Objective> Leave every picture out and write out the records below exactly.

Data for processing>
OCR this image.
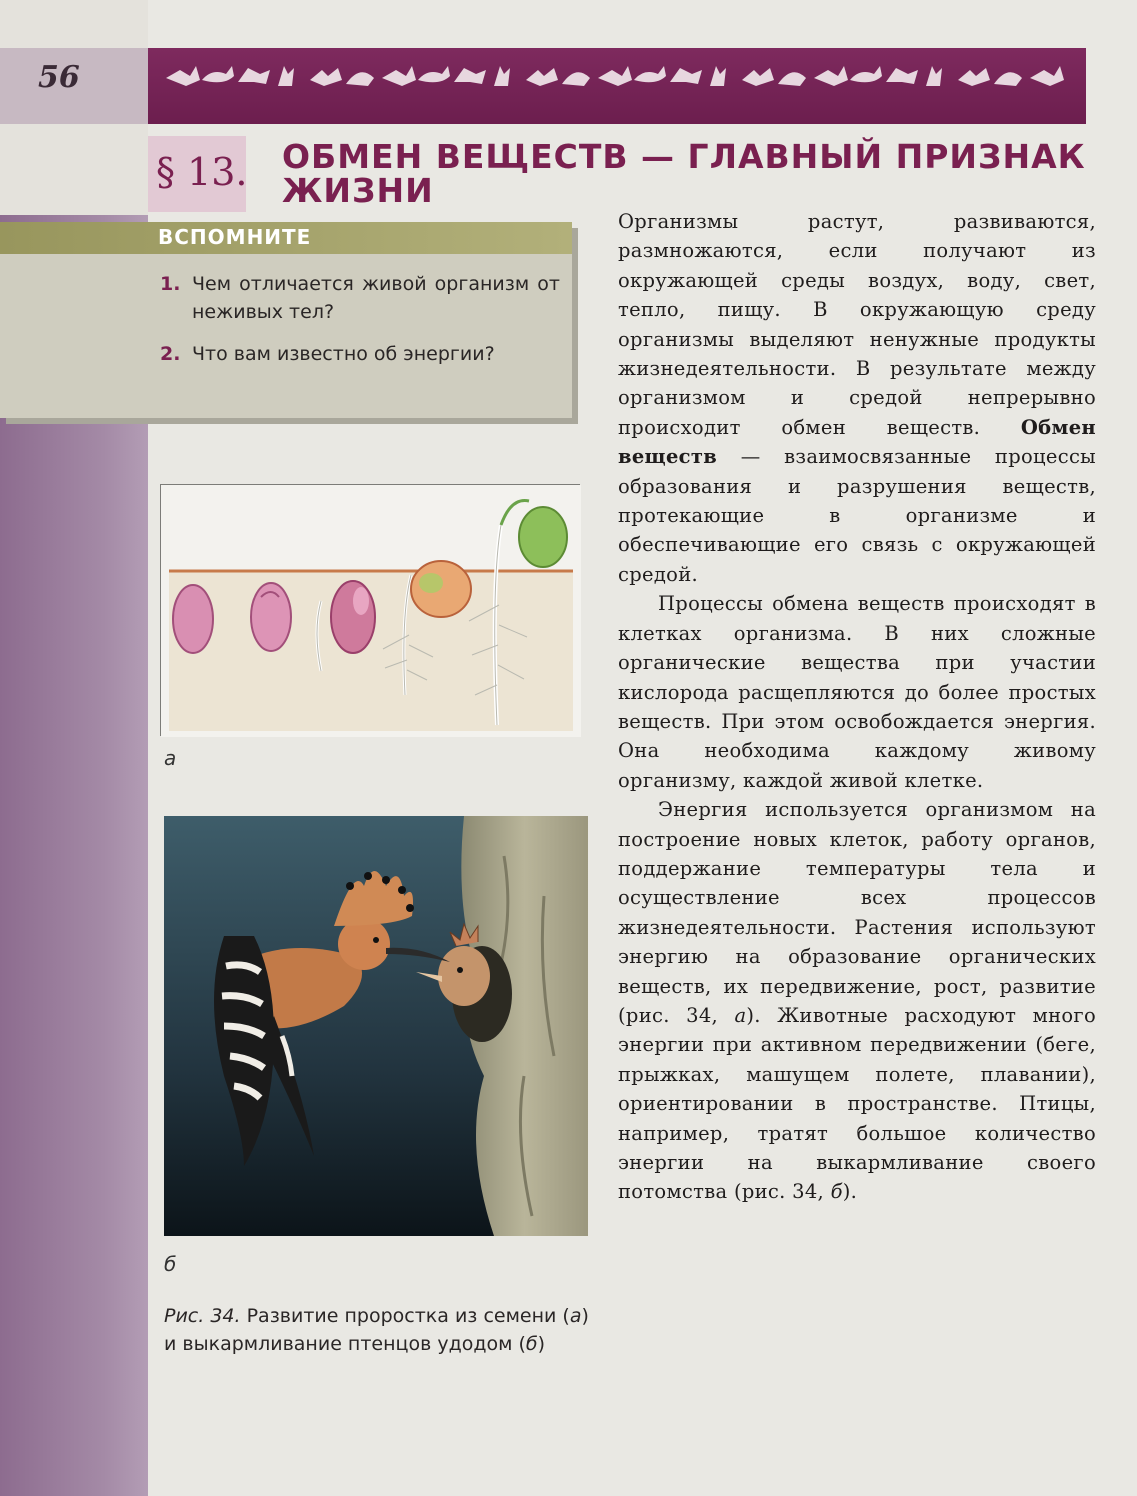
56
§ 13. ОБМЕН ВЕЩЕСТВ — ГЛАВНЫЙ ПРИЗНАК ЖИЗНИ
ВСПОМНИТЕ
1. Чем отличается живой организм от неживых тел?
2. Что вам известно об энергии?
а
б
Рис. 34. Развитие проростка из семени (а) и выкармливание птенцов удодом (б)

Организмы растут, развиваются, размножаются, если получают из окружающей среды воздух, воду, свет, тепло, пищу. В окружающую среду организмы выделяют ненужные продукты жизнедеятельности. В результате между организмом и средой непрерывно происходит обмен веществ. Обмен веществ — взаимосвязанные процессы образования и разрушения веществ, протекающие в организме и обеспечивающие его связь с окружающей средой.

Процессы обмена веществ происходят в клетках организма. В них сложные органические вещества при участии кислорода расщепляются до более простых веществ. При этом освобождается энергия. Она необходима каждому живому организму, каждой живой клетке.

Энергия используется организмом на построение новых клеток, работу органов, поддержание температуры тела и осуществление всех процессов жизнедеятельности. Растения используют энергию на образование органических веществ, их передвижение, рост, развитие (рис. 34, а). Животные расходуют много энергии при активном передвижении (беге, прыжках, машущем полете, плавании), ориентировании в пространстве. Птицы, например, тратят большое количество энергии на выкармливание своего потомства (рис. 34, б).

Expected answer>
OCR this image.
56
§ 13. ОБМЕН ВЕЩЕСТВ — ГЛАВНЫЙ ПРИЗНАК ЖИЗНИ
ВСПОМНИТЕ
1. Чем отличается живой организм от неживых тел?
2. Что вам известно об энергии?
а
б
Рис. 34. Развитие проростка из семени (а) и выкармливание птенцов удодом (б)

Организмы растут, развиваются, размножаются, если получают из окружающей среды воздух, воду, свет, тепло, пищу. В окружающую среду организмы выделяют ненужные продукты жизнедеятельности. В результате между организмом и средой непрерывно происходит обмен веществ. Обмен веществ — взаимосвязанные процессы образования и разрушения веществ, протекающие в организме и обеспечивающие его связь с окружающей средой.

Процессы обмена веществ происходят в клетках организма. В них сложные органические вещества при участии кислорода расщепляются до более простых веществ. При этом освобождается энергия. Она необходима каждому живому организму, каждой живой клетке.

Энергия используется организмом на построение новых клеток, работу органов, поддержание температуры тела и осуществление всех процессов жизнедеятельности. Растения используют энергию на образование органических веществ, их передвижение, рост, развитие (рис. 34, а). Животные расходуют много энергии при активном передвижении (беге, прыжках, машущем полете, плавании), ориентировании в пространстве. Птицы, например, тратят большое количество энергии на выкармливание своего потомства (рис. 34, б).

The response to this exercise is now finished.